◆ Stated goal: From the excerpt below on guns and homicide, list each homicide circumstance that the text says the FBI's Uniform Crime Reporting Program uses, along with the share of homicides it gives for each.

◆ Excerpt to read:
◆ ◆ ◆ ◆ ◆ ◆ ◆

Merely having a gun on you doesn’t mean you are going to kill someone with it, so the “more people police encounter with a gun means there are more people impulsively shooting” theory requires knowing more about the circumstances of homicides across the nation than we have. The FBI’s Uniform Crime Reporting Program does try to break down at least some homicides based on circumstances—for some examples, 5 percent are known to be gang-related, 3 percent related to “narcotic drug laws,” and 3 percent in robberies or burglaries. But for more than half of homicides, the FBI considers the circumstances “unknown,” so most specifics about the hows and whys of murders remain a mystery nationally.
Even if the intuition that more people are carrying guns in public and causing more impulsive murders is more firmly established over time, it’s hard to see what can reasonably and effectively be done about it. Obviously “getting more guns off the street” to the best of the police’s ability, as this very analysis admits is happening, isn’t diminishing murder rates, and any policy solution involving “stop and harass more minorities on the street under circumstances where cops are afraid they might be packing” has social costs we should think twice about taking on.
As a public policy matter, national or even statewide changes (even if we knew how to effectively use policing to lessen murders without magnifying the negative sides of citizen/police interactions) again lack the necessary granularity so often missing in crime debates. Crime and murder affect different Americans wildly differently, with higher-poverty neighborhoods seeing their rate of shootings double for the past seven years. Murder can be a surprisingly tightly wound social phenomenon. As law professor John Pfaff, author of the book Locked In: The True Causes of Mass Incarceration—and How to Achieve Real Reform, noted in The New Republic, it was found in Chicago that “cycles of retaliation and counterretaliation meant that a single shooting was often the root cause of three, or sometimes 60, or once almost 500 subsequent shootings over the next few years.”

◆ ◆ ◆ ◆ ◆ ◆ ◆

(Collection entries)
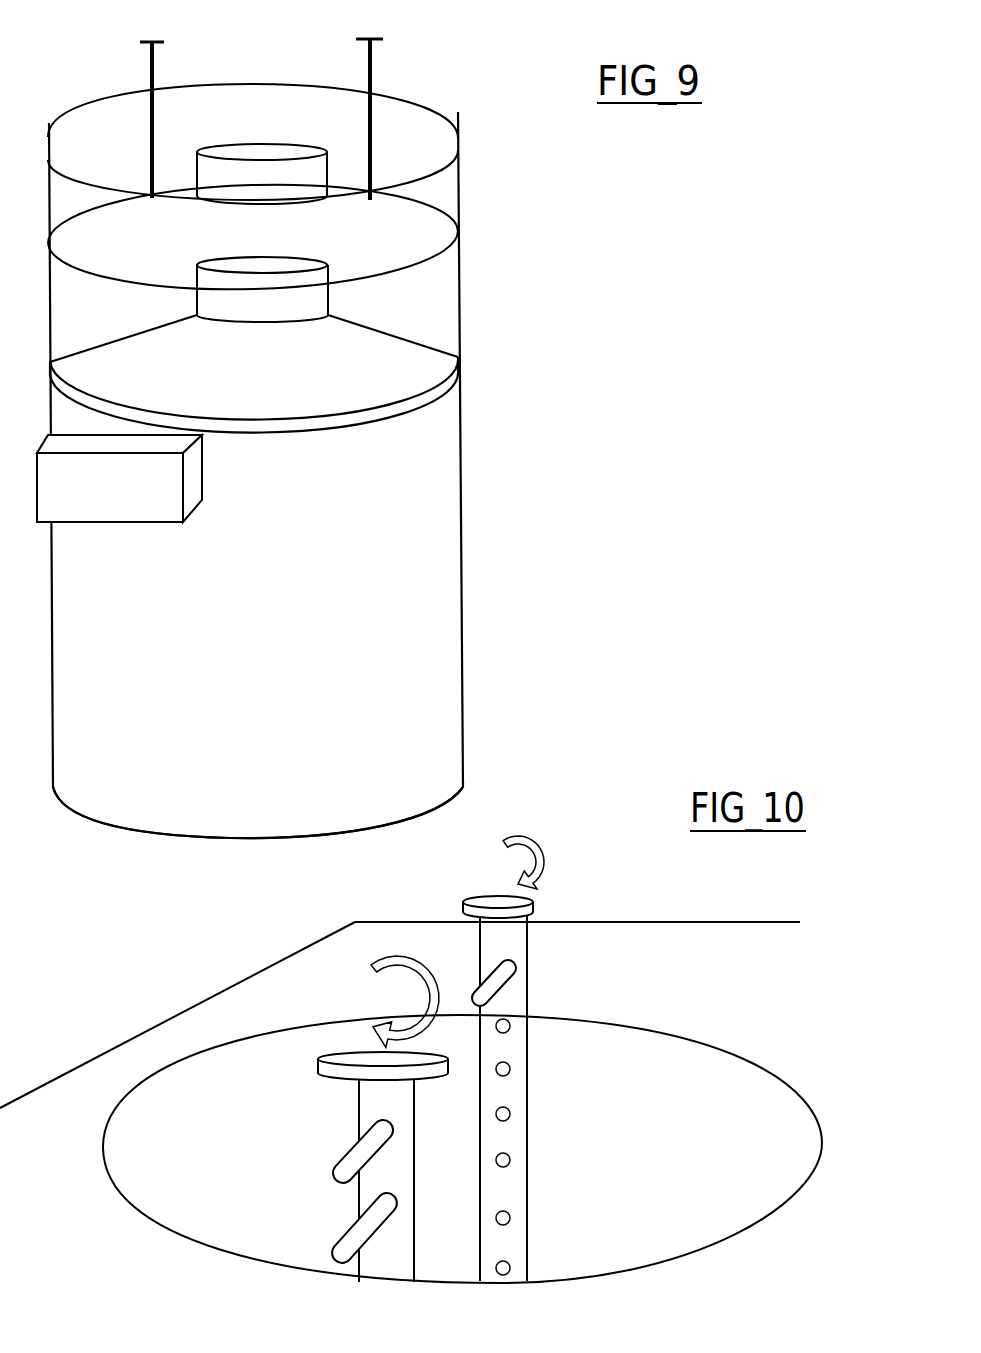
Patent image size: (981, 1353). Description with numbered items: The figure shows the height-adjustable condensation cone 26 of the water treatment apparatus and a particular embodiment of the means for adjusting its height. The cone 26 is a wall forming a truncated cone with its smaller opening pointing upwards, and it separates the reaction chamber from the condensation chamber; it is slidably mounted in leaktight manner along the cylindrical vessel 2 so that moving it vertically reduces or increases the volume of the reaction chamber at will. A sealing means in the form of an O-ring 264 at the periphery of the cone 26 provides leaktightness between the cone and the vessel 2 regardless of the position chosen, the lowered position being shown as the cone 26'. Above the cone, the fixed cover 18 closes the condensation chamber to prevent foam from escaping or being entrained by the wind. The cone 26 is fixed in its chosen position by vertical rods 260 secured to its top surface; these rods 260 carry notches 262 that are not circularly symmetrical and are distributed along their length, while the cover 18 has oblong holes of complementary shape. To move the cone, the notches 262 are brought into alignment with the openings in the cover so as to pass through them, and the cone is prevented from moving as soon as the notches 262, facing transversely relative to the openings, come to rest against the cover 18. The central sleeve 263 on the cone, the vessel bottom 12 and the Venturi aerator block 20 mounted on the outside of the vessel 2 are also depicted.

In FIG. 9, the cylindrical vessel 2 is at (256, 475).
In FIG. 9, the vessel bottom 12 is at (130, 830).
In FIG. 9, the cover 18 is at (203, 110).
In FIG. 9, the Venturi aerator block 20 is at (130, 497).
In FIG. 9, the condensation cone 26 is at (291, 224).
In FIG. 9, the plate in lowered position 26' is at (254, 388).
In FIG. 9, the central hub sleeve 263 is at (233, 152).
In FIG. 9, the O-ring 264 is at (414, 418).
In FIG. 9, the vertical rods 260 is at (147, 77).
In FIG. 10, the vertical rods 260 is at (513, 940).
In FIG. 10, the notches 262 is at (522, 982).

◆ ◆ ◆ ◆ ◆ ◆ ◆

◆ Written response:
- Gang-related: 5 percent
- Related to "narcotic drug laws": 3 percent
- In robberies or burglaries: 3 percent
- "Unknown": more than half